# To be done
Copy all of the material below exactly.

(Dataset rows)
"""

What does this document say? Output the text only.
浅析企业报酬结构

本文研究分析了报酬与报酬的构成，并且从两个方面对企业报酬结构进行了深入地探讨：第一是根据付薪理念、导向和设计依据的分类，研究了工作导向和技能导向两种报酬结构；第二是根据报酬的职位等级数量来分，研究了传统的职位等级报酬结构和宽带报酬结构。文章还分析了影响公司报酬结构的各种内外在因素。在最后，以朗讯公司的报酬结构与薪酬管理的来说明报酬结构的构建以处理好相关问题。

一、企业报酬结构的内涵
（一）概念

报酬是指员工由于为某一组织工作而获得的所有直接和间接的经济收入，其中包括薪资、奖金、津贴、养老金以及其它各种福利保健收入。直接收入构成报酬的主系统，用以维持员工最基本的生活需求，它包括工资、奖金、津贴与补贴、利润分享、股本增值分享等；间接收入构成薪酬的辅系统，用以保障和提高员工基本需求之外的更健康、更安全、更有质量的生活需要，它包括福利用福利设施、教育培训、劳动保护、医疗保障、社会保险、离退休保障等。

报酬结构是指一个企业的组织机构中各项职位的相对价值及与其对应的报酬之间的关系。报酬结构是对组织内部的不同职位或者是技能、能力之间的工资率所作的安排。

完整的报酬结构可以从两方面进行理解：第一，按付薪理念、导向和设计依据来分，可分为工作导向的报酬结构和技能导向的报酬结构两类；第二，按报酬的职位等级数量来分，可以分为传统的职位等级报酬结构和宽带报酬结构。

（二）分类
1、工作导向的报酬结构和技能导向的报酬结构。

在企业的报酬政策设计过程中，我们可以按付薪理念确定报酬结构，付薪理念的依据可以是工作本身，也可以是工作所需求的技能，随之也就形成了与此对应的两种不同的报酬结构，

"""

# Solution for this exercise
What does this document say? Output the text only.
浅析企业报酬结构

本文研究分析了报酬与报酬的构成，并且从两个方面对企业报酬结构进行了深入地探讨：第一是根据付薪理念、导向和设计依据的分类，研究了工作导向和技能导向两种报酬结构；第二是根据报酬的职位等级数量来分，研究了传统的职位等级报酬结构和宽带报酬结构。文章还分析了影响公司报酬结构的各种内外在因素。在最后，以朗讯公司的报酬结构与薪酬管理的来说明报酬结构的构建以处理好相关问题。

一、企业报酬结构的内涵
（一）概念

报酬是指员工由于为某一组织工作而获得的所有直接和间接的经济收入，其中包括薪资、奖金、津贴、养老金以及其它各种福利保健收入。直接收入构成报酬的主系统，用以维持员工最基本的生活需求，它包括工资、奖金、津贴与补贴、利润分享、股本增值分享等；间接收入构成薪酬的辅系统，用以保障和提高员工基本需求之外的更健康、更安全、更有质量的生活需要，它包括福利用福利设施、教育培训、劳动保护、医疗保障、社会保险、离退休保障等。

报酬结构是指一个企业的组织机构中各项职位的相对价值及与其对应的报酬之间的关系。报酬结构是对组织内部的不同职位或者是技能、能力之间的工资率所作的安排。

完整的报酬结构可以从两方面进行理解：第一，按付薪理念、导向和设计依据来分，可分为工作导向的报酬结构和技能导向的报酬结构两类；第二，按报酬的职位等级数量来分，可以分为传统的职位等级报酬结构和宽带报酬结构。

（二）分类
1、工作导向的报酬结构和技能导向的报酬结构。

在企业的报酬政策设计过程中，我们可以按付薪理念确定报酬结构，付薪理念的依据可以是工作本身，也可以是工作所需求的技能，随之也就形成了与此对应的两种不同的报酬结构，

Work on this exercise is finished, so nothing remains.